Each line of the material must be returned exactly.

Data extracted from a collection:

##########

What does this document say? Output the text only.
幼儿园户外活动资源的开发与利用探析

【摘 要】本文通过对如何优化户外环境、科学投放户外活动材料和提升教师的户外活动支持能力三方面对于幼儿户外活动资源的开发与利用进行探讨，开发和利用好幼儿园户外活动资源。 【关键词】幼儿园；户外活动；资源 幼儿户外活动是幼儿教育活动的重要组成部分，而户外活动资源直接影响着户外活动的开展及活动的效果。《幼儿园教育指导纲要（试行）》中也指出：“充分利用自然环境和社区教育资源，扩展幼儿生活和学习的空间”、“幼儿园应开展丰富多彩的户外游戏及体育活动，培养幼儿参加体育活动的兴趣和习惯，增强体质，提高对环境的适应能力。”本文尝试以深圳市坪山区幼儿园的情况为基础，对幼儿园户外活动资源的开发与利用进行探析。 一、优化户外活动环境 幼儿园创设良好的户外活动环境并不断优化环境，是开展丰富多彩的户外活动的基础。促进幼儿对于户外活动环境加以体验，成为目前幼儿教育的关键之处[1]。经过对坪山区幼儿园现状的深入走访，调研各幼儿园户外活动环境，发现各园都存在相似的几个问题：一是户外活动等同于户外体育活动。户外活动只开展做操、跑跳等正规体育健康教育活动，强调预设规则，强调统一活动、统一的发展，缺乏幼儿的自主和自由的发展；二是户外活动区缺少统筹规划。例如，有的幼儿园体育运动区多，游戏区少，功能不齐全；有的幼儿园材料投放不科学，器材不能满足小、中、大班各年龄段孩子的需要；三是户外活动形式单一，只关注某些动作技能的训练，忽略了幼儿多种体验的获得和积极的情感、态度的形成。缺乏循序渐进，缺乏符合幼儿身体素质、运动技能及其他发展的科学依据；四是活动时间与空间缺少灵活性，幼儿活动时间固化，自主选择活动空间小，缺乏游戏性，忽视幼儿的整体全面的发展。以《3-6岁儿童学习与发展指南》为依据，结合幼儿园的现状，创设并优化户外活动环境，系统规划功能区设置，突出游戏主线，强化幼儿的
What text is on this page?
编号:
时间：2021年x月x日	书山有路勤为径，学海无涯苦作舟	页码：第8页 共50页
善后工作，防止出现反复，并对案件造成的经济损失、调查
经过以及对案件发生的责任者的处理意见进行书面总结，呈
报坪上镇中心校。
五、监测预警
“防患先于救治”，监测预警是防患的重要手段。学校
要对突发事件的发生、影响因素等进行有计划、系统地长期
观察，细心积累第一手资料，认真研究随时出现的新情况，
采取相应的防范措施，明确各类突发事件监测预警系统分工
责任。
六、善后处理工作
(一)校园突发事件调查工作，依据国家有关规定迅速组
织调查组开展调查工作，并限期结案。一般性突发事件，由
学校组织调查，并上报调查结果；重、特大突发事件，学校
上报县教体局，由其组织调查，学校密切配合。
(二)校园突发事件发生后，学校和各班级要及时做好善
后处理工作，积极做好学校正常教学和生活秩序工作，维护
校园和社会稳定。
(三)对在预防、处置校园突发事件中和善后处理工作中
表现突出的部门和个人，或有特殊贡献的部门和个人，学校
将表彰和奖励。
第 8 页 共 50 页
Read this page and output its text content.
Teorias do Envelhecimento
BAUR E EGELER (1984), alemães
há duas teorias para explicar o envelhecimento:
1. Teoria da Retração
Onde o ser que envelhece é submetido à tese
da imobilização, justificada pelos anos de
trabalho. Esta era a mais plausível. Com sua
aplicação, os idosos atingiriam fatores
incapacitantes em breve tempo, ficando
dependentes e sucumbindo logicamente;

##########

## Result of this exercise
What does this document say? Output the text only.
幼儿园户外活动资源的开发与利用探析

【摘 要】本文通过对如何优化户外环境、科学投放户外活动材料和提升教师的户外活动支持能力三方面对于幼儿户外活动资源的开发与利用进行探讨，开发和利用好幼儿园户外活动资源。 【关键词】幼儿园；户外活动；资源 幼儿户外活动是幼儿教育活动的重要组成部分，而户外活动资源直接影响着户外活动的开展及活动的效果。《幼儿园教育指导纲要（试行）》中也指出：“充分利用自然环境和社区教育资源，扩展幼儿生活和学习的空间”、“幼儿园应开展丰富多彩的户外游戏及体育活动，培养幼儿参加体育活动的兴趣和习惯，增强体质，提高对环境的适应能力。”本文尝试以深圳市坪山区幼儿园的情况为基础，对幼儿园户外活动资源的开发与利用进行探析。 一、优化户外活动环境 幼儿园创设良好的户外活动环境并不断优化环境，是开展丰富多彩的户外活动的基础。促进幼儿对于户外活动环境加以体验，成为目前幼儿教育的关键之处[1]。经过对坪山区幼儿园现状的深入走访，调研各幼儿园户外活动环境，发现各园都存在相似的几个问题：一是户外活动等同于户外体育活动。户外活动只开展做操、跑跳等正规体育健康教育活动，强调预设规则，强调统一活动、统一的发展，缺乏幼儿的自主和自由的发展；二是户外活动区缺少统筹规划。例如，有的幼儿园体育运动区多，游戏区少，功能不齐全；有的幼儿园材料投放不科学，器材不能满足小、中、大班各年龄段孩子的需要；三是户外活动形式单一，只关注某些动作技能的训练，忽略了幼儿多种体验的获得和积极的情感、态度的形成。缺乏循序渐进，缺乏符合幼儿身体素质、运动技能及其他发展的科学依据；四是活动时间与空间缺少灵活性，幼儿活动时间固化，自主选择活动空间小，缺乏游戏性，忽视幼儿的整体全面的发展。以《3-6岁儿童学习与发展指南》为依据，结合幼儿园的现状，创设并优化户外活动环境，系统规划功能区设置，突出游戏主线，强化幼儿的
What text is on this page?
编号:
时间：2021年x月x日	书山有路勤为径，学海无涯苦作舟	页码：第8页 共50页
善后工作，防止出现反复，并对案件造成的经济损失、调查
经过以及对案件发生的责任者的处理意见进行书面总结，呈
报坪上镇中心校。
五、监测预警
“防患先于救治”，监测预警是防患的重要手段。学校
要对突发事件的发生、影响因素等进行有计划、系统地长期
观察，细心积累第一手资料，认真研究随时出现的新情况，
采取相应的防范措施，明确各类突发事件监测预警系统分工
责任。
六、善后处理工作
(一)校园突发事件调查工作，依据国家有关规定迅速组
织调查组开展调查工作，并限期结案。一般性突发事件，由
学校组织调查，并上报调查结果；重、特大突发事件，学校
上报县教体局，由其组织调查，学校密切配合。
(二)校园突发事件发生后，学校和各班级要及时做好善
后处理工作，积极做好学校正常教学和生活秩序工作，维护
校园和社会稳定。
(三)对在预防、处置校园突发事件中和善后处理工作中
表现突出的部门和个人，或有特殊贡献的部门和个人，学校
将表彰和奖励。
第 8 页 共 50 页
Read this page and output its text content.
Teorias do Envelhecimento
BAUR E EGELER (1984), alemães
há duas teorias para explicar o envelhecimento:
1. Teoria da Retração
Onde o ser que envelhece é submetido à tese
da imobilização, justificada pelos anos de
trabalho. Esta era a mais plausível. Com sua
aplicação, os idosos atingiriam fatores
incapacitantes em breve tempo, ficando
dependentes e sucumbindo logicamente;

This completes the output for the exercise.